Но недолго предстояло ей радоваться жизни в кругу новой семьи. Переболев брюшным тифом, она получила осложнение на печень, а еще через некоторое время врачи констатировали склероз печени. Они не стали скрывать от нас, насколько это опасно. Лишь высокогорный климат давал надежду на выздоровление — увы, призрачную. Два последних года своей коротенькой жизни Франсуаза провела в горах, разлученная с нами. Чувствовала она себя неплохо, но оставалась такой слабенькой и бледненькой, что невозможно было смотреть на нее без жалости. Играть в подвижные игры ей было запрещено, ибо открывшееся кровотечение означало бы для нее смерть. С утра до вечера она читала и в свои девять лет вела дневник. «Если бы Бог и в самом деле был такой всемогущий, то не должно было бы быть бедных… — писала она. — Я ничего не сделала плохого, за что же я наказана? За что меня отослали из дома, где мне так хорошо было играть с братиками?» Когда сиделка читала ей вслух «Оливера Твиста», она говорила:
— Я не все понимаю, но это чудесно…
Печальнее всего было то, что она не знала, как тяжело больна, и считала себя несправедливо изгнанной из дома. Бабушка обожала ее и подолгу оставалась с ней в горах; мы все тоже навещали ее так часто, как только могли. Тем не менее она страдала, и вместе с ней страдала ее мать.
Наконец под Рождество 1929 года мы вроде бы разрешили эту трудную проблему. Несколько дней мы все были вместе, и Франсуаза заметно оживилась. Она просто светилась счастьем от встречи с Жеральдом и Оливье. Я много времени проводил с детьми и написал для них историю — «Толстопузы и Скелетины». Соединение нашей обычно разрозненной семьи стало для всех нас праздником.

__________

(ЗАДАНИЕ):
Изложите текст о болезни Франсуазы в двух предложениях.

(ДАННЫЕ УПРАЖНЕНИЯ):
__________

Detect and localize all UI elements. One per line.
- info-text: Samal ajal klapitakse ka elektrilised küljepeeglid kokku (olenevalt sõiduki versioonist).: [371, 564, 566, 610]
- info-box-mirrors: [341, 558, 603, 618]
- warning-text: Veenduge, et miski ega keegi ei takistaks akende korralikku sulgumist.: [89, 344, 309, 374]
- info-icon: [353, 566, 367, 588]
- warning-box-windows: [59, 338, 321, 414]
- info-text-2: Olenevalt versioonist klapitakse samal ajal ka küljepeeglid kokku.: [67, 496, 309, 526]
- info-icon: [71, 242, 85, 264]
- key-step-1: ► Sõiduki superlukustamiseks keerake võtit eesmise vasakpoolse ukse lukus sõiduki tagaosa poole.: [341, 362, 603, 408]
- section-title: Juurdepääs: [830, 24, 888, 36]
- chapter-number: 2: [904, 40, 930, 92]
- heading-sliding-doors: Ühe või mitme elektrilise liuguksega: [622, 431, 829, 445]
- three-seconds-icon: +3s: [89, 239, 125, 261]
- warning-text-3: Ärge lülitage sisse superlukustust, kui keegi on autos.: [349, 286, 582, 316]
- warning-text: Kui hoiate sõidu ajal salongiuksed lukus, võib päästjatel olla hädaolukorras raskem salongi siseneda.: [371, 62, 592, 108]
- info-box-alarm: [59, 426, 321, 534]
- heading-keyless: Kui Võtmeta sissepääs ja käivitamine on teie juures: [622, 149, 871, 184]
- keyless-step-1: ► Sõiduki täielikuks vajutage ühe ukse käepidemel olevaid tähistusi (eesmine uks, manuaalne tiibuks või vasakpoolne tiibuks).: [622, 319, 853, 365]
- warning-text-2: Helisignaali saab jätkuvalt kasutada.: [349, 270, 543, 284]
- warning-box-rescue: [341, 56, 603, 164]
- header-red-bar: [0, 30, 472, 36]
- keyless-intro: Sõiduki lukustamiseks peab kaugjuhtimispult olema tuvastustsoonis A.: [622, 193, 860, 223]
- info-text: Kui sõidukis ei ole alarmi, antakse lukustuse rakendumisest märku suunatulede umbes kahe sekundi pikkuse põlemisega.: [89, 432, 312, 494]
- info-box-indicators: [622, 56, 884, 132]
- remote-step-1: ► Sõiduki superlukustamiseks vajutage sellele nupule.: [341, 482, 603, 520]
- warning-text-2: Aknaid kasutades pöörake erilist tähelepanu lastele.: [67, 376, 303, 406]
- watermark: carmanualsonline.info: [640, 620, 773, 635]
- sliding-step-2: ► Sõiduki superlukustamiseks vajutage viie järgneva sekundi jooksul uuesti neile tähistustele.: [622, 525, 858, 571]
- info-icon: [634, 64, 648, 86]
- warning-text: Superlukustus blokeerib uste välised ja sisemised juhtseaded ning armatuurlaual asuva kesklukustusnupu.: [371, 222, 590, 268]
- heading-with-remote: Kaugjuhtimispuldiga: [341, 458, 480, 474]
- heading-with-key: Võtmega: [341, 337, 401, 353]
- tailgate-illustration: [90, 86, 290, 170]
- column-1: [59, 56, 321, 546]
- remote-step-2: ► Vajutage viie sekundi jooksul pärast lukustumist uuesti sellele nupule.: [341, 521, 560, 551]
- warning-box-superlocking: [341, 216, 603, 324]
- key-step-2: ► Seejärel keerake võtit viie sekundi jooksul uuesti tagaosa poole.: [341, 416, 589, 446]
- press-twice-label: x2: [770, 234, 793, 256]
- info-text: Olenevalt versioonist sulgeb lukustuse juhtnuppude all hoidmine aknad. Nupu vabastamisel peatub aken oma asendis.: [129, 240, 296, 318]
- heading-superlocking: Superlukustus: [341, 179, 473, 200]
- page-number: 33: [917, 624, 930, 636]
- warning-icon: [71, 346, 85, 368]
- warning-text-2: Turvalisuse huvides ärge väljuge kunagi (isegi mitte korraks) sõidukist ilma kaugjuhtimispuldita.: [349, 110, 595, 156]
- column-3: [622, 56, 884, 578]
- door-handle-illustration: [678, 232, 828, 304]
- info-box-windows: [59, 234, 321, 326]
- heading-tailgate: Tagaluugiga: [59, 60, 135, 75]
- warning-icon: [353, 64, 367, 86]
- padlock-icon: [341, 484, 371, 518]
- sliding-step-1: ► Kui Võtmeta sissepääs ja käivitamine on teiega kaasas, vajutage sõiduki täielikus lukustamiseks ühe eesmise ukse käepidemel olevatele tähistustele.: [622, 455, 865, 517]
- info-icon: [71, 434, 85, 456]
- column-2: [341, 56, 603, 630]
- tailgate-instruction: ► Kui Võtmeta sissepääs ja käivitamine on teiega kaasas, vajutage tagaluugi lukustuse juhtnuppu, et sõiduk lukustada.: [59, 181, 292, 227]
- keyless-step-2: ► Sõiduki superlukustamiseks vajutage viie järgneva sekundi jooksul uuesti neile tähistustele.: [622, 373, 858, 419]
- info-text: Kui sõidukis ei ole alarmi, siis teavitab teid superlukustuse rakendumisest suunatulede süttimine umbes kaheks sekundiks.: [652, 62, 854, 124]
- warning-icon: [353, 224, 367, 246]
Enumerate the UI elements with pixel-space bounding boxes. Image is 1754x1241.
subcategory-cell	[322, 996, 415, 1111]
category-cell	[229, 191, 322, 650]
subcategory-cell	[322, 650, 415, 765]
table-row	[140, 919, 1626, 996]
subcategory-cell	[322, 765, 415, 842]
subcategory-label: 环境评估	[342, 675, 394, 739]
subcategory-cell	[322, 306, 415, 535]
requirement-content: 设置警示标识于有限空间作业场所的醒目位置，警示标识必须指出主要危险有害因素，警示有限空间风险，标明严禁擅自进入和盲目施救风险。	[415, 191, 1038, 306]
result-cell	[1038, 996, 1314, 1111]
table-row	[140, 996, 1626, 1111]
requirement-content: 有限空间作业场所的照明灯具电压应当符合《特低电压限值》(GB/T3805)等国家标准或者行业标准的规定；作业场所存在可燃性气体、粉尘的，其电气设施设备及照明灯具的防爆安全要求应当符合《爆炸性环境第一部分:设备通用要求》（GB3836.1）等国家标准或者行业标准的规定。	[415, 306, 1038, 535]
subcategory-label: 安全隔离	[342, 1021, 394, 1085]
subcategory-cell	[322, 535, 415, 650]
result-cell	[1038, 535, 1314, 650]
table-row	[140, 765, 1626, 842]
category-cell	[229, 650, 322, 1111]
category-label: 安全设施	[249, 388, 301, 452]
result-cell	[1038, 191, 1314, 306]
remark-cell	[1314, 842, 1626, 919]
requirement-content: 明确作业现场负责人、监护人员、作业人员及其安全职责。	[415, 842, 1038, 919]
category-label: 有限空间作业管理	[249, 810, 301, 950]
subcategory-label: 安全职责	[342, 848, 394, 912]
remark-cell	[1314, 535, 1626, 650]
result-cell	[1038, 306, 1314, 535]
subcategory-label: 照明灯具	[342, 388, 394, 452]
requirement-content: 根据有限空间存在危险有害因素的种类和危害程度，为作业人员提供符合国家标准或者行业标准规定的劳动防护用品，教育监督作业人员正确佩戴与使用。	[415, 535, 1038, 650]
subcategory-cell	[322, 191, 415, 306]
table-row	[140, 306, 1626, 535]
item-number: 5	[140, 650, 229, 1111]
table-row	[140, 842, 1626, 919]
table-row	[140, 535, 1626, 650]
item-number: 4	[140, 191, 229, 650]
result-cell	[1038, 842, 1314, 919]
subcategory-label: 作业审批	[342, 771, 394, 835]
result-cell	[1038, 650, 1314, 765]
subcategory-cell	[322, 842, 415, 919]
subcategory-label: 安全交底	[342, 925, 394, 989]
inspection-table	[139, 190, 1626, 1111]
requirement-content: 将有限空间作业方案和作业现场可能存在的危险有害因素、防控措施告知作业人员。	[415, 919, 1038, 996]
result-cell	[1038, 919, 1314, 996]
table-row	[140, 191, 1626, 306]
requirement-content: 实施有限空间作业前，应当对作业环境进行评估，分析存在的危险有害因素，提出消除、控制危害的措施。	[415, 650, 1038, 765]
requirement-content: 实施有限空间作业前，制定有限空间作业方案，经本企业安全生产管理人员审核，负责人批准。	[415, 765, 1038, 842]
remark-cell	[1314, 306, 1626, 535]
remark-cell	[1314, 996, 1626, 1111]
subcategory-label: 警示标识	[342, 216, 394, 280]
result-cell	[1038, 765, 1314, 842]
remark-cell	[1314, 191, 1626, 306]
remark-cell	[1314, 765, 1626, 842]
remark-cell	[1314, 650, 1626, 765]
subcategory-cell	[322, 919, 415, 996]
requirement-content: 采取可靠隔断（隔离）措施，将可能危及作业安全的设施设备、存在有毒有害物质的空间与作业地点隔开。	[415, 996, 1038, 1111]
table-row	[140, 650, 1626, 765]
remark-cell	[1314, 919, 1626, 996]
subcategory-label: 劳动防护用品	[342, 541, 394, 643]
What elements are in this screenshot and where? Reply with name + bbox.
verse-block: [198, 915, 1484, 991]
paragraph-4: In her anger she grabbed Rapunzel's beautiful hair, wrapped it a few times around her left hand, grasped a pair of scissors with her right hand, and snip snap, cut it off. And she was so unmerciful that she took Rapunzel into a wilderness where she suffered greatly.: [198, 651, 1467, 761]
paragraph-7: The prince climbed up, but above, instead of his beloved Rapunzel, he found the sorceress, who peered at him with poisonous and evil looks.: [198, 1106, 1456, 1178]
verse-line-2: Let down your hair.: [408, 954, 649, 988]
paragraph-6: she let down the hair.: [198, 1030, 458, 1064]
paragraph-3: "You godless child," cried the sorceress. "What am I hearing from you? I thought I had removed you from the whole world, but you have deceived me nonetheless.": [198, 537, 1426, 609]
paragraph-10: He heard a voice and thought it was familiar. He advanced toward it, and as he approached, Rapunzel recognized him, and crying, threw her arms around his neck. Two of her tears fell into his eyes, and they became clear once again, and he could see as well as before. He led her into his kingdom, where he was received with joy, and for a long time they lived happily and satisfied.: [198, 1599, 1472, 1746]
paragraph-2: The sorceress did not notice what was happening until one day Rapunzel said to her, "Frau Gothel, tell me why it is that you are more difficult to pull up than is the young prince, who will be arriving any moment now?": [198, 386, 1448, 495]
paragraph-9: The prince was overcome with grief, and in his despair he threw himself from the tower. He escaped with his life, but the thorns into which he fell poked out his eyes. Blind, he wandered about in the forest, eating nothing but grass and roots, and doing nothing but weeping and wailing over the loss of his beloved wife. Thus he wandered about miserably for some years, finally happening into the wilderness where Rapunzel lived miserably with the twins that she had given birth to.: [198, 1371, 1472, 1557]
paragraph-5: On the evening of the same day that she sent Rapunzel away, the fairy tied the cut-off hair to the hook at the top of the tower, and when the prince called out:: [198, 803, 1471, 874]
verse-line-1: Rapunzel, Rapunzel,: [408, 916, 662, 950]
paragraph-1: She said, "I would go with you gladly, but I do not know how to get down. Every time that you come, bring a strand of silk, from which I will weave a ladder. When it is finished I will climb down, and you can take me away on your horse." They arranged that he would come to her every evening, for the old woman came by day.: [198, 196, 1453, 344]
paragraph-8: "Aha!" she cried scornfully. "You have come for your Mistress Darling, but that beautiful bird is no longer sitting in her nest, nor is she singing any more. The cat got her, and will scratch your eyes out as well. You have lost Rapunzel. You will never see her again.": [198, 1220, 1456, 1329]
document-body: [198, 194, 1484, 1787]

__________

(ПОЛЕ ДЛЯ ОТВЕТА):
После брюшного тифа у Франсуазы развился склероз печени, и последние два года жизни она провела в горах, разлученная с семьей и считая себя несправедливо изгнанной из дома. Под Рождество 1929 года семья несколько дней была вместе, и это соединение стало для всех праздником.